Begin Record set
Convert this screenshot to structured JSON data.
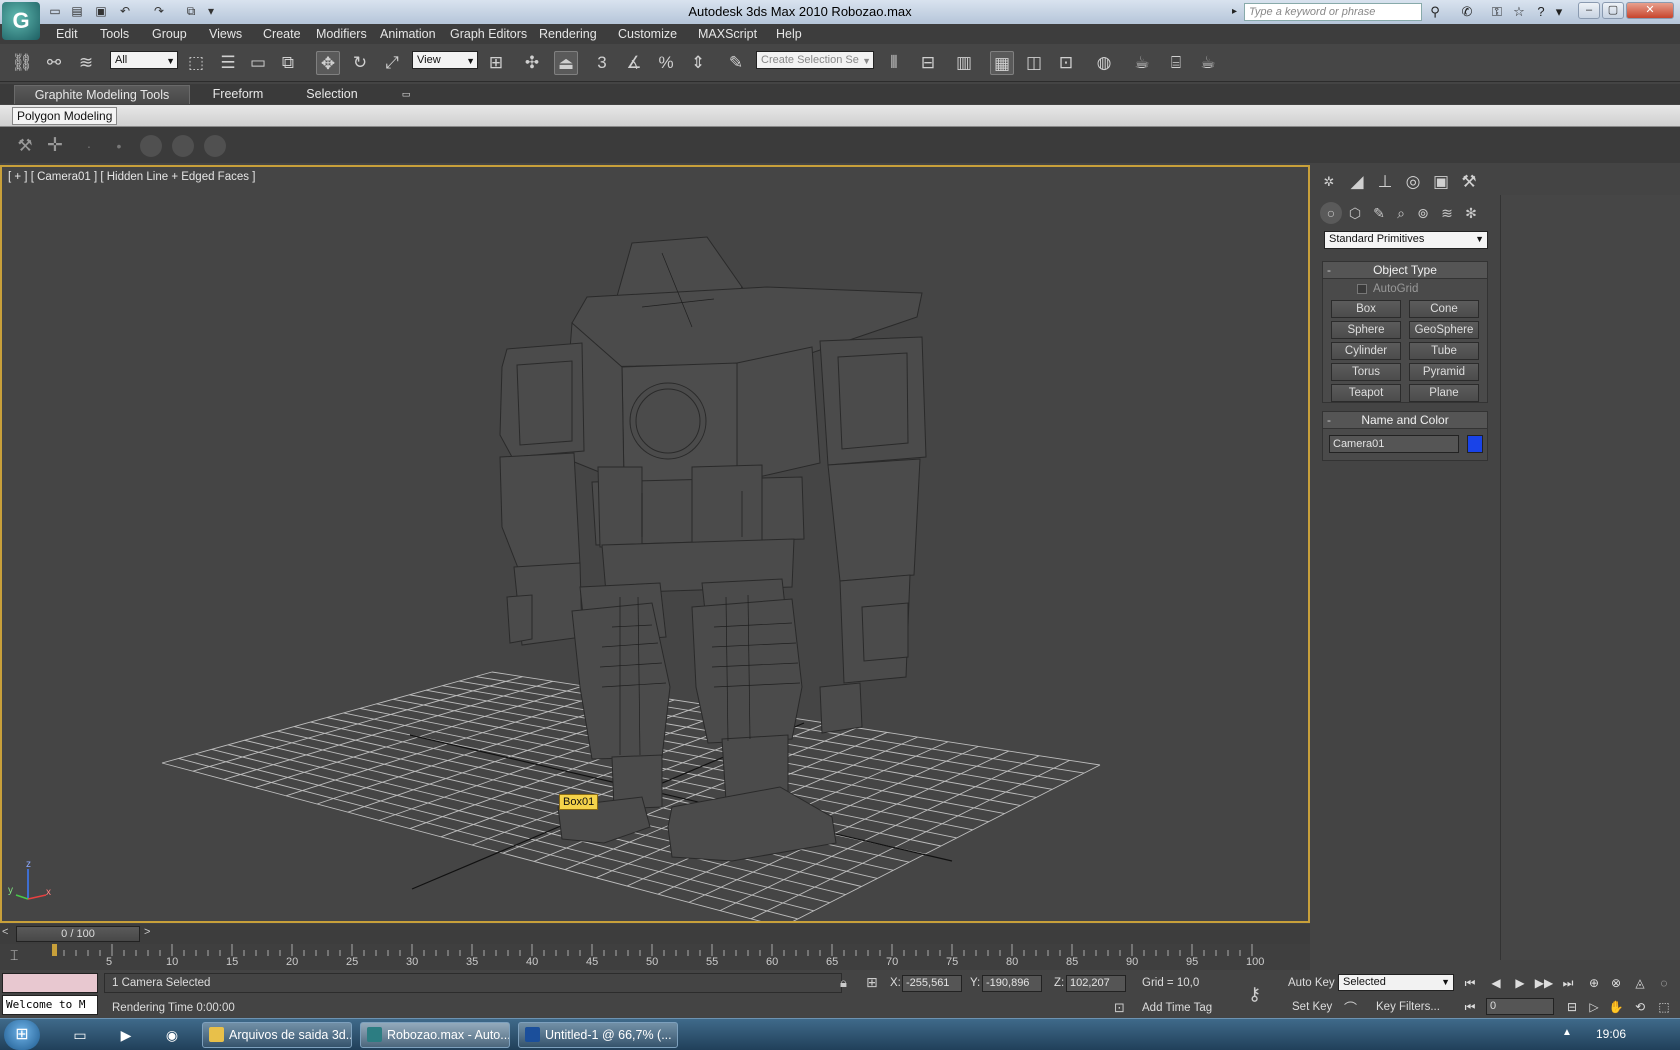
{
  "window": {
    "title": "Autodesk 3ds Max  2010      Robozao.max",
    "search_placeholder": "Type a keyword or phrase"
  },
  "menu": [
    "Edit",
    "Tools",
    "Group",
    "Views",
    "Create",
    "Modifiers",
    "Animation",
    "Graph Editors",
    "Rendering",
    "Customize",
    "MAXScript",
    "Help"
  ],
  "toolbar": {
    "filter_value": "All",
    "ref_coord_value": "View",
    "selection_set_value": "Create Selection Se",
    "snap_label": "3"
  },
  "ribbon": {
    "tabs": [
      "Graphite Modeling Tools",
      "Freeform",
      "Selection"
    ],
    "active_panel": "Polygon Modeling"
  },
  "viewport": {
    "label": "[ + ] [ Camera01 ] [ Hidden Line + Edged Faces ]",
    "object_tag": "Box01",
    "axis_x": "x",
    "axis_y": "y",
    "axis_z": "z"
  },
  "command_panel": {
    "category": "Standard Primitives",
    "object_type_title": "Object Type",
    "autogrid_label": "AutoGrid",
    "buttons": [
      "Box",
      "Cone",
      "Sphere",
      "GeoSphere",
      "Cylinder",
      "Tube",
      "Torus",
      "Pyramid",
      "Teapot",
      "Plane"
    ],
    "name_color_title": "Name and Color",
    "object_name": "Camera01",
    "object_color": "#1943e8"
  },
  "timeline": {
    "slider_label": "0 / 100",
    "ticks": [
      "5",
      "10",
      "15",
      "20",
      "25",
      "30",
      "35",
      "40",
      "45",
      "50",
      "55",
      "60",
      "65",
      "70",
      "75",
      "80",
      "85",
      "90",
      "95",
      "100"
    ]
  },
  "status": {
    "maxscript_listener": "Welcome to M",
    "selection_text": "1 Camera Selected",
    "rendering_time": "Rendering Time  0:00:00",
    "x_label": "X:",
    "x_value": "-255,561",
    "y_label": "Y:",
    "y_value": "-190,896",
    "z_label": "Z:",
    "z_value": "102,207",
    "grid_text": "Grid = 10,0",
    "add_time_tag": "Add Time Tag",
    "auto_key": "Auto Key",
    "set_key": "Set Key",
    "key_mode_value": "Selected",
    "key_filters": "Key Filters...",
    "frame_value": "0"
  },
  "taskbar": {
    "tasks": [
      "Arquivos de saida 3d...",
      "Robozao.max - Auto...",
      "Untitled-1 @ 66,7% (..."
    ],
    "clock": "19:06"
  }
}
End Record set
Look over the listing. Pull out every line with the string "Modeling" in it.

[Task response]
      "Graphite Modeling Tools",
    "active_panel": "Polygon Modeling"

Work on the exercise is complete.